▶ **REQUIRED WORK**
Write out the material again exactly, please, and omit the pictures.

▶ **DATA ROWS**
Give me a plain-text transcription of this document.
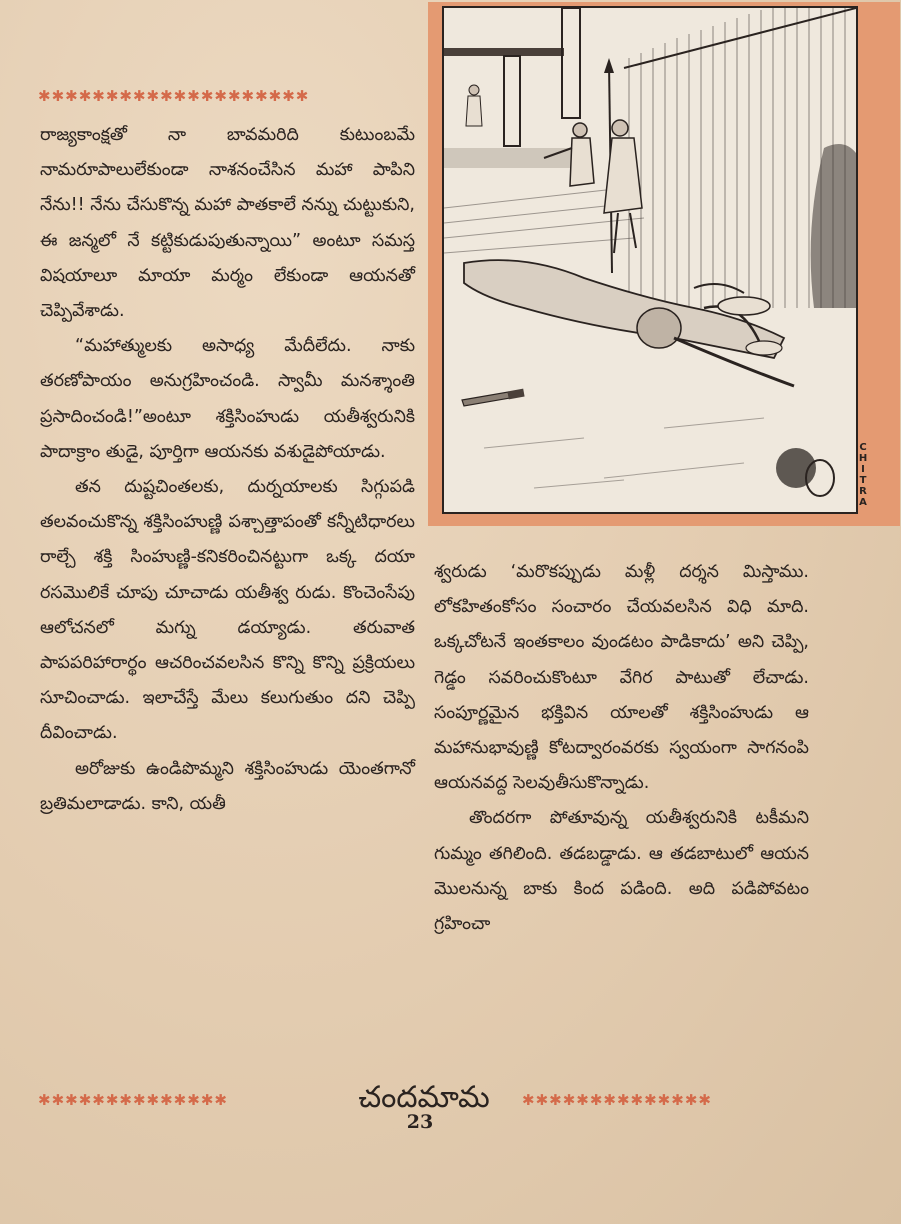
✱✱✱✱✱✱✱✱✱✱✱✱✱✱✱✱✱✱✱✱

రాజ్యకాంక్షతో నా బావమరిది కుటుంబమే నామరూపాలులేకుండా నాశనంచేసిన మహా పాపిని నేను!! నేను చేసుకొన్న మహా పాతకాలే నన్ను చుట్టుకుని, ఈ జన్మలో నే కట్టికుడుపుతున్నాయి” అంటూ సమస్త విషయాలూ మాయా మర్మం లేకుండా ఆయనతో చెప్పివేశాడు.

“మహాత్ములకు అసాధ్య మేదీలేదు. నాకు తరణోపాయం అనుగ్రహించండి. స్వామీ మనశ్శాంతి ప్రసాదించండి!”అంటూ శక్తిసింహుడు యతీశ్వరునికి పాదాక్రాం తుడై, పూర్తిగా ఆయనకు వశుడైపోయాడు.

తన దుష్టచింతలకు, దుర్నయాలకు సిగ్గుపడి తలవంచుకొన్న శక్తిసింహుణ్ణి పశ్చాత్తాపంతో కన్నీటిధారలు రాల్చే శక్తి సింహుణ్ణి-కనికరించినట్టుగా ఒక్క దయా రసమొలికే చూపు చూచాడు యతీశ్వ రుడు. కొంచెంసేపు ఆలోచనలో మగ్ను డయ్యాడు. తరువాత పాపపరిహారార్థం ఆచరించవలసిన కొన్ని కొన్ని ప్రక్రియలు సూచించాడు. ఇలాచేస్తే మేలు కలుగుతుం దని చెప్పి దీవించాడు.

అరోజుకు ఉండిపొమ్మని శక్తిసింహుడు యెంతగానో బ్రతిమలాడాడు. కాని, యతీ

C
H
I
T
R
A

శ్వరుడు ‘మరొకప్పుడు మళ్లీ దర్శన మిస్తాము. లోకహితంకోసం సంచారం చేయవలసిన విధి మాది. ఒక్కచోటనే ఇంతకాలం వుండటం పాడికాదు’ అని చెప్పి, గెడ్డం సవరించుకొంటూ వేగిర పాటుతో లేచాడు. సంపూర్ణమైన భక్తివిన యాలతో శక్తిసింహుడు ఆ మహానుభావుణ్ణి కోటద్వారంవరకు స్వయంగా సాగనంపి ఆయనవద్ద సెలవుతీసుకొన్నాడు.

తొందరగా పోతూవున్న యతీశ్వరునికి టకీమని గుమ్మం తగిలింది. తడబడ్డాడు. ఆ తడబాటులో ఆయన మొలనున్న బాకు కింద పడింది. అది పడిపోవటం గ్రహించా

✱✱✱✱✱✱✱✱✱✱✱✱✱✱	చందమామ	✱✱✱✱✱✱✱✱✱✱✱✱✱✱
23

▶ **EXERCISE RESULT**
Give me a plain-text transcription of this document.
✱✱✱✱✱✱✱✱✱✱✱✱✱✱✱✱✱✱✱✱

రాజ్యకాంక్షతో నా బావమరిది కుటుంబమే నామరూపాలులేకుండా నాశనంచేసిన మహా పాపిని నేను!! నేను చేసుకొన్న మహా పాతకాలే నన్ను చుట్టుకుని, ఈ జన్మలో నే కట్టికుడుపుతున్నాయి” అంటూ సమస్త విషయాలూ మాయా మర్మం లేకుండా ఆయనతో చెప్పివేశాడు.

“మహాత్ములకు అసాధ్య మేదీలేదు. నాకు తరణోపాయం అనుగ్రహించండి. స్వామీ మనశ్శాంతి ప్రసాదించండి!”అంటూ శక్తిసింహుడు యతీశ్వరునికి పాదాక్రాం తుడై, పూర్తిగా ఆయనకు వశుడైపోయాడు.

తన దుష్టచింతలకు, దుర్నయాలకు సిగ్గుపడి తలవంచుకొన్న శక్తిసింహుణ్ణి పశ్చాత్తాపంతో కన్నీటిధారలు రాల్చే శక్తి సింహుణ్ణి-కనికరించినట్టుగా ఒక్క దయా రసమొలికే చూపు చూచాడు యతీశ్వ రుడు. కొంచెంసేపు ఆలోచనలో మగ్ను డయ్యాడు. తరువాత పాపపరిహారార్థం ఆచరించవలసిన కొన్ని కొన్ని ప్రక్రియలు సూచించాడు. ఇలాచేస్తే మేలు కలుగుతుం దని చెప్పి దీవించాడు.

అరోజుకు ఉండిపొమ్మని శక్తిసింహుడు యెంతగానో బ్రతిమలాడాడు. కాని, యతీ

C
H
I
T
R
A

శ్వరుడు ‘మరొకప్పుడు మళ్లీ దర్శన మిస్తాము. లోకహితంకోసం సంచారం చేయవలసిన విధి మాది. ఒక్కచోటనే ఇంతకాలం వుండటం పాడికాదు’ అని చెప్పి, గెడ్డం సవరించుకొంటూ వేగిర పాటుతో లేచాడు. సంపూర్ణమైన భక్తివిన యాలతో శక్తిసింహుడు ఆ మహానుభావుణ్ణి కోటద్వారంవరకు స్వయంగా సాగనంపి ఆయనవద్ద సెలవుతీసుకొన్నాడు.

తొందరగా పోతూవున్న యతీశ్వరునికి టకీమని గుమ్మం తగిలింది. తడబడ్డాడు. ఆ తడబాటులో ఆయన మొలనున్న బాకు కింద పడింది. అది పడిపోవటం గ్రహించా

✱✱✱✱✱✱✱✱✱✱✱✱✱✱	చందమామ	✱✱✱✱✱✱✱✱✱✱✱✱✱✱
23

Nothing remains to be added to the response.